- **Aim**: Below are records to transcribe exactly, without their pictures.

>> start

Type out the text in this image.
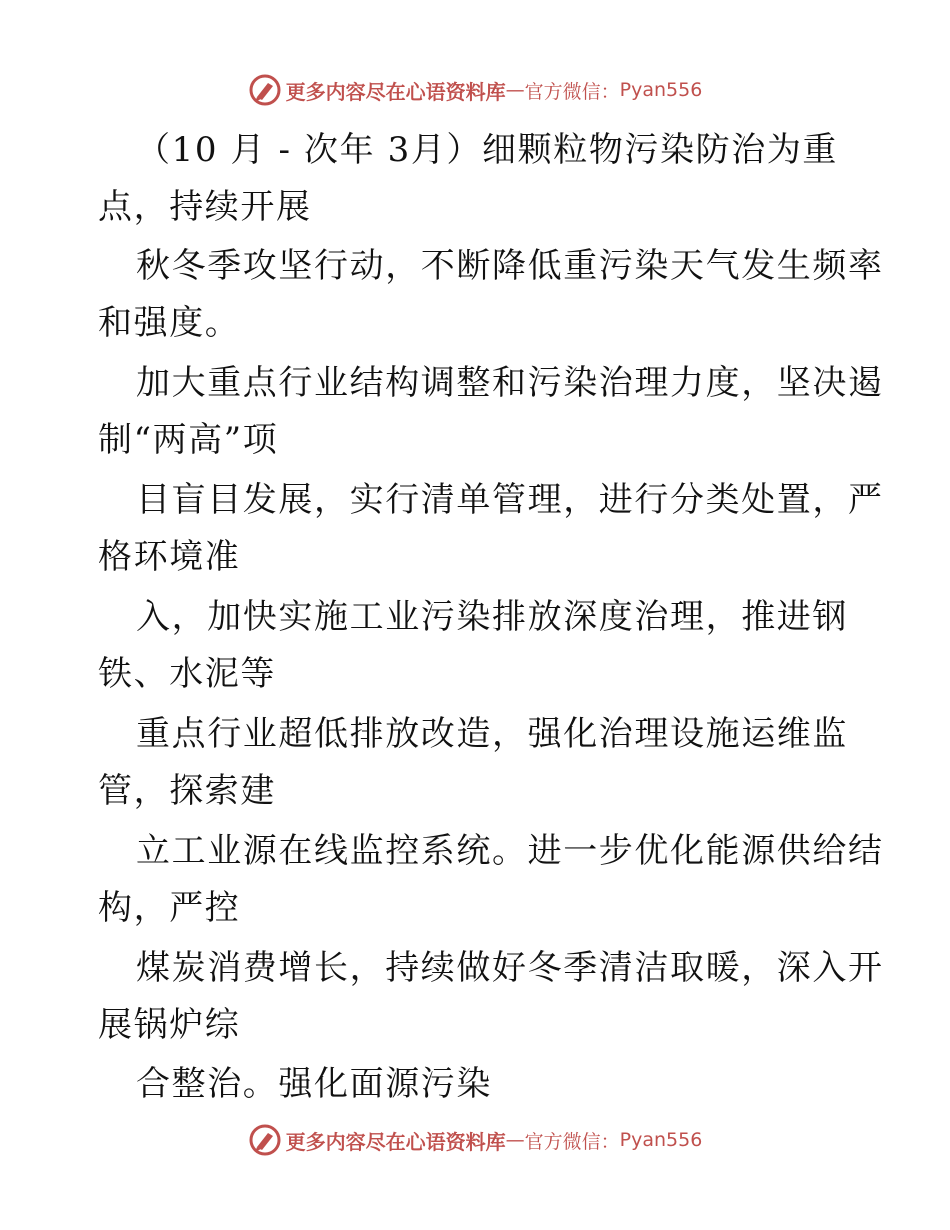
更多内容尽在心语资料库 — 官方微信： Pyan556
（10 月 - 次年 3月）细颗粒物污染防治为重
点，持续开展
秋冬季攻坚行动，不断降低重污染天气发生频率
和强度。
加大重点行业结构调整和污染治理力度，坚决遏
制“两高”项
目盲目发展，实行清单管理，进行分类处置，严
格环境准
入，加快实施工业污染排放深度治理，推进钢
铁、水泥等
重点行业超低排放改造，强化治理设施运维监
管，探索建
立工业源在线监控系统。进一步优化能源供给结
构，严控
煤炭消费增长，持续做好冬季清洁取暖，深入开
展锅炉综
合整治。强化面源污染
更多内容尽在心语资料库 — 官方微信： Pyan556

>> end

- **Solution**:
Type out the text in this image.
更多内容尽在心语资料库 — 官方微信： Pyan556
（10 月 - 次年 3月）细颗粒物污染防治为重
点，持续开展
秋冬季攻坚行动，不断降低重污染天气发生频率
和强度。
加大重点行业结构调整和污染治理力度，坚决遏
制“两高”项
目盲目发展，实行清单管理，进行分类处置，严
格环境准
入，加快实施工业污染排放深度治理，推进钢
铁、水泥等
重点行业超低排放改造，强化治理设施运维监
管，探索建
立工业源在线监控系统。进一步优化能源供给结
构，严控
煤炭消费增长，持续做好冬季清洁取暖，深入开
展锅炉综
合整治。强化面源污染
更多内容尽在心语资料库 — 官方微信： Pyan556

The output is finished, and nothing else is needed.